> **DIRECTIONS**: Find the line containing "Serialize everything readable". Reproduce it and every line after it up to the end of the records, exactly as written.

> **INPUT MATERIAL**:
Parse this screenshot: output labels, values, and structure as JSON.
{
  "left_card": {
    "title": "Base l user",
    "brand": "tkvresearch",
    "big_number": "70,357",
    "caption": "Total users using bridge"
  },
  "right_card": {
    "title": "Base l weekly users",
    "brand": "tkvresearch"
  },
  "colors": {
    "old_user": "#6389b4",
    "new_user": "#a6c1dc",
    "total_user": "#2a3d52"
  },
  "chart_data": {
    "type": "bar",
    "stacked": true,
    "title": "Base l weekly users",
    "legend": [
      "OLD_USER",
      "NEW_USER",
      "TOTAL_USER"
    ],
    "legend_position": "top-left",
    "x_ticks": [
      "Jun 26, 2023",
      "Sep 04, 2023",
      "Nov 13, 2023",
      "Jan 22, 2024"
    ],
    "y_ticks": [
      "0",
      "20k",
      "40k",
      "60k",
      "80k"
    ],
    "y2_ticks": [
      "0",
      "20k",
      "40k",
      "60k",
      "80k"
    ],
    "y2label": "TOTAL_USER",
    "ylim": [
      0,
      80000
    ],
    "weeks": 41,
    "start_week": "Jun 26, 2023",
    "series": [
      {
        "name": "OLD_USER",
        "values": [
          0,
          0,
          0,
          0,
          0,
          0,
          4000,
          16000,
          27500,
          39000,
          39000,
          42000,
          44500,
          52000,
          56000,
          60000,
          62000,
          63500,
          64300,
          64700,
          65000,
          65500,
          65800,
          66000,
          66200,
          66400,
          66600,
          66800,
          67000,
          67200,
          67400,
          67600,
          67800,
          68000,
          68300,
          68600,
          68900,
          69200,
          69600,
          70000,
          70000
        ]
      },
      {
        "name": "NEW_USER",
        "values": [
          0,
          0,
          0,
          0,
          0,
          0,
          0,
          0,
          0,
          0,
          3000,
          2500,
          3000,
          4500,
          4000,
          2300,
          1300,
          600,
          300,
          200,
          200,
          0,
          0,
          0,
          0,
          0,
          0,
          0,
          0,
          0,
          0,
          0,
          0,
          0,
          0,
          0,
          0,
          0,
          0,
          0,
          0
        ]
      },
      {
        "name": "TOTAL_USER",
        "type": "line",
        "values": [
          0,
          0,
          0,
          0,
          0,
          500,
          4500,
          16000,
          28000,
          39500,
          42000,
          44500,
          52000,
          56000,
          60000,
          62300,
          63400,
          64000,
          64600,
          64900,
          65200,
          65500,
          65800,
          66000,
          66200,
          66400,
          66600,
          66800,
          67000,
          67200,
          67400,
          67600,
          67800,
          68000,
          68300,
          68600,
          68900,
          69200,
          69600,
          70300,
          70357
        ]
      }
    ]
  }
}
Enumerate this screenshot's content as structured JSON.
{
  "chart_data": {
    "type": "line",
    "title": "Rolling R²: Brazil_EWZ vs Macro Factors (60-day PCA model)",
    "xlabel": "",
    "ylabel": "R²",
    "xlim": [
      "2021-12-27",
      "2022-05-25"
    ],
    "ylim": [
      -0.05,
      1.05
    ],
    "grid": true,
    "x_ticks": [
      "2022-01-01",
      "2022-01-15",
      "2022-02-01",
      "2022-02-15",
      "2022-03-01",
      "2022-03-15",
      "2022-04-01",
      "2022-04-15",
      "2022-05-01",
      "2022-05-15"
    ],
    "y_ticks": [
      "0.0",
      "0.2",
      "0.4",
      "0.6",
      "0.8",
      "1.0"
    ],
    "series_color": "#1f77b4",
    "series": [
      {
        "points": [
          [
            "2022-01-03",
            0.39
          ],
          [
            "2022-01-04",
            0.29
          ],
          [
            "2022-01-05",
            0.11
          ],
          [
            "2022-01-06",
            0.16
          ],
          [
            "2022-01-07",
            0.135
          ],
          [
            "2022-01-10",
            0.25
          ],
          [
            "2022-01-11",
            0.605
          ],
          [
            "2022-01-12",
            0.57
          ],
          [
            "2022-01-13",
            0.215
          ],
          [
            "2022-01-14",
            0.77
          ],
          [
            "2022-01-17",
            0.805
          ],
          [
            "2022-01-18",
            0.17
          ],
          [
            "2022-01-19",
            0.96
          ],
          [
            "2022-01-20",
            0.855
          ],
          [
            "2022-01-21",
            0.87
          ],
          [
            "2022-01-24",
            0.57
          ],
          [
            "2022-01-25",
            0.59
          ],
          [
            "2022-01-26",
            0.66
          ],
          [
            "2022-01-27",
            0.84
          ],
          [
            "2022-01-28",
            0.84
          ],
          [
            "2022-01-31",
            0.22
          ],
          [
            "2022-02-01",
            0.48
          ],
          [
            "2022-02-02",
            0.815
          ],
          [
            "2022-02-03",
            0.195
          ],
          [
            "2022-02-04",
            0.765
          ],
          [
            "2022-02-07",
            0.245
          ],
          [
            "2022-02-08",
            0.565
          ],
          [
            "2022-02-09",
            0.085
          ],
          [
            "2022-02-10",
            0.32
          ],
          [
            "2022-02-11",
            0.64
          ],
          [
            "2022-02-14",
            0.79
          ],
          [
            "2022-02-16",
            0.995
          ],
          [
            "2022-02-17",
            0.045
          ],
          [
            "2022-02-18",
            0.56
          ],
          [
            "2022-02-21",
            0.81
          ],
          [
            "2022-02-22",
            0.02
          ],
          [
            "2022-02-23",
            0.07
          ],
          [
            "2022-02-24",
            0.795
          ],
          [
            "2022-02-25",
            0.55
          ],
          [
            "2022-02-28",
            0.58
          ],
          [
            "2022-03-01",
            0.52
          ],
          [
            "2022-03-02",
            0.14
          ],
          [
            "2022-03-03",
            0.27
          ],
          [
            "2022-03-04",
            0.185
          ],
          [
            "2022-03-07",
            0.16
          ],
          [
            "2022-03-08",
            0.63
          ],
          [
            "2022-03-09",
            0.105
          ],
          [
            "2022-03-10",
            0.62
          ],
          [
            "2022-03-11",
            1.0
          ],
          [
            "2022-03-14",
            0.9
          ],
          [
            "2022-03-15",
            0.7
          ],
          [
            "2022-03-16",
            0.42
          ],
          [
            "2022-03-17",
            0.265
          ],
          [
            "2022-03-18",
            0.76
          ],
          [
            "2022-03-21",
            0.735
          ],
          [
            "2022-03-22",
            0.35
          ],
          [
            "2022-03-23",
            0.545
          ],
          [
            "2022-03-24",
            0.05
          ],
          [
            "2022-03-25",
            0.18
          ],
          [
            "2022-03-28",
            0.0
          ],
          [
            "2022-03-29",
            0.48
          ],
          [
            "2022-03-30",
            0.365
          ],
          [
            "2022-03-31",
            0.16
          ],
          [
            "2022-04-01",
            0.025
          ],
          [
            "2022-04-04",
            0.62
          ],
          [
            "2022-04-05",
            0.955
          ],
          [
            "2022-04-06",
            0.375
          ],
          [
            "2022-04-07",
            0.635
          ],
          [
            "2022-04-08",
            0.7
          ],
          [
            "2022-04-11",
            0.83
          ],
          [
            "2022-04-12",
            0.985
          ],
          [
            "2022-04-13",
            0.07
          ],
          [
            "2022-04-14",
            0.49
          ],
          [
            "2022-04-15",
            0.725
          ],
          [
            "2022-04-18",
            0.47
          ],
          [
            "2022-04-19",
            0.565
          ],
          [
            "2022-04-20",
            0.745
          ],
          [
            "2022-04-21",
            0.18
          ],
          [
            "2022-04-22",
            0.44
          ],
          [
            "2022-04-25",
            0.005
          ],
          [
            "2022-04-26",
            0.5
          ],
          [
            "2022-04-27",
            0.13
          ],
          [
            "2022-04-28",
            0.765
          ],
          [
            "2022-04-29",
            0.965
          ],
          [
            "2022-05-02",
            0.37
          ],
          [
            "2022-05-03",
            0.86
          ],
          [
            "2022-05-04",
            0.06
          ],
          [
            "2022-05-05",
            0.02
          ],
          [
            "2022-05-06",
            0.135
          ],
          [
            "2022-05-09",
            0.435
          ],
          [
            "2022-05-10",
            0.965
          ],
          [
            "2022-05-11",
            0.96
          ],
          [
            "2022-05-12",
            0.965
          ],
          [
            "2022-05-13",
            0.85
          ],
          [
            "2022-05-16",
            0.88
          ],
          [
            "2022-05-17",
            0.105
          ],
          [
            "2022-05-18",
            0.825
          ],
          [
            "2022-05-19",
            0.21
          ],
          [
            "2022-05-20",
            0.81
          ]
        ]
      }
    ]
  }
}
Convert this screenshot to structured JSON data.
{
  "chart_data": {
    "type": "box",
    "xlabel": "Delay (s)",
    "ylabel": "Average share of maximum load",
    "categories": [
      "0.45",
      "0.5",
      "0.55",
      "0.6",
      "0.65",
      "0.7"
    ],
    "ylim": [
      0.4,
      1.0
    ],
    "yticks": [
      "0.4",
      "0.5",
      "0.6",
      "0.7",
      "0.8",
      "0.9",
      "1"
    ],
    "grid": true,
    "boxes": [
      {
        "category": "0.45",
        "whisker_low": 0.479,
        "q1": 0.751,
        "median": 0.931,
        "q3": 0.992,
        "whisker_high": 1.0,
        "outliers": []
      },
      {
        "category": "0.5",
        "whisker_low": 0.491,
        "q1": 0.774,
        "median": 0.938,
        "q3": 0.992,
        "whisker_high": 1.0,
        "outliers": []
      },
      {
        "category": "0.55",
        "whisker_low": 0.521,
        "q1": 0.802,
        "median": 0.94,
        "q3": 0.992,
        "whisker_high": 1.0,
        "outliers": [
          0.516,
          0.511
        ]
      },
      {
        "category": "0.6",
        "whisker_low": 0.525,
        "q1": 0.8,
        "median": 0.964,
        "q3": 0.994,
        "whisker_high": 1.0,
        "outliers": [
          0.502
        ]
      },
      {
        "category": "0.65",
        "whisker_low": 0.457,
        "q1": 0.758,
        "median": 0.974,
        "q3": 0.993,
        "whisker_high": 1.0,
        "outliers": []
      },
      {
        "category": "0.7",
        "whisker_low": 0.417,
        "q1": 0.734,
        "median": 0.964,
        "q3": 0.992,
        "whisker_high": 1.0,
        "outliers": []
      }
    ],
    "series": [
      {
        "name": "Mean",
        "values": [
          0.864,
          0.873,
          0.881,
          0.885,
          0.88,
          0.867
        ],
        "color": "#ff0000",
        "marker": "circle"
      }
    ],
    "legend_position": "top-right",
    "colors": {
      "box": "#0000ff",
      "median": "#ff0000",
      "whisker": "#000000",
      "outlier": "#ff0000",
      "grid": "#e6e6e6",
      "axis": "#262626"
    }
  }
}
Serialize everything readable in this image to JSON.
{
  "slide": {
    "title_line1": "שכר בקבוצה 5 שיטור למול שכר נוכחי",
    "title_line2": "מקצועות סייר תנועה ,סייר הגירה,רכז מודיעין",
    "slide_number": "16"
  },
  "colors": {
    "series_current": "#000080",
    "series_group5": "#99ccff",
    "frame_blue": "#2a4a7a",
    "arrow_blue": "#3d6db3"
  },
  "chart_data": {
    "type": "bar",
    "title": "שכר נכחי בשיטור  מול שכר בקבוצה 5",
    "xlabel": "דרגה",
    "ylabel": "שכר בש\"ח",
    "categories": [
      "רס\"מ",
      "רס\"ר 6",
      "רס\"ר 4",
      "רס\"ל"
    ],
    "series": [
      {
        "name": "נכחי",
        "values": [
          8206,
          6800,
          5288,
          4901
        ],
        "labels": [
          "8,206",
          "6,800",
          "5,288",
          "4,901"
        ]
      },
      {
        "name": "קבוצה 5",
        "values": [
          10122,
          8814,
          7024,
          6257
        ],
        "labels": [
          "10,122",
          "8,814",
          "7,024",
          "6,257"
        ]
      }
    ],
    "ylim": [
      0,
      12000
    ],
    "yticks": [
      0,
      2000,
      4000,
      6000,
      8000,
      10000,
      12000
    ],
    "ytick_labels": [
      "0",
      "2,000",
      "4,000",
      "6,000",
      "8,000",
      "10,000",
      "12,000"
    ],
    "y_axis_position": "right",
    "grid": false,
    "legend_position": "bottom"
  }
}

> **WRITTEN SOLUTION**:
Serialize everything readable in this image to JSON.
{
  "slide": {
    "title_line1": "שכר בקבוצה 5 שיטור למול שכר נוכחי",
    "title_line2": "מקצועות סייר תנועה ,סייר הגירה,רכז מודיעין",
    "slide_number": "16"
  },
  "colors": {
    "series_current": "#000080",
    "series_group5": "#99ccff",
    "frame_blue": "#2a4a7a",
    "arrow_blue": "#3d6db3"
  },
  "chart_data": {
    "type": "bar",
    "title": "שכר נכחי בשיטור  מול שכר בקבוצה 5",
    "xlabel": "דרגה",
    "ylabel": "שכר בש\"ח",
    "categories": [
      "רס\"מ",
      "רס\"ר 6",
      "רס\"ר 4",
      "רס\"ל"
    ],
    "series": [
      {
        "name": "נכחי",
        "values": [
          8206,
          6800,
          5288,
          4901
        ],
        "labels": [
          "8,206",
          "6,800",
          "5,288",
          "4,901"
        ]
      },
      {
        "name": "קבוצה 5",
        "values": [
          10122,
          8814,
          7024,
          6257
        ],
        "labels": [
          "10,122",
          "8,814",
          "7,024",
          "6,257"
        ]
      }
    ],
    "ylim": [
      0,
      12000
    ],
    "yticks": [
      0,
      2000,
      4000,
      6000,
      8000,
      10000,
      12000
    ],
    "ytick_labels": [
      "0",
      "2,000",
      "4,000",
      "6,000",
      "8,000",
      "10,000",
      "12,000"
    ],
    "y_axis_position": "right",
    "grid": false,
    "legend_position": "bottom"
  }
}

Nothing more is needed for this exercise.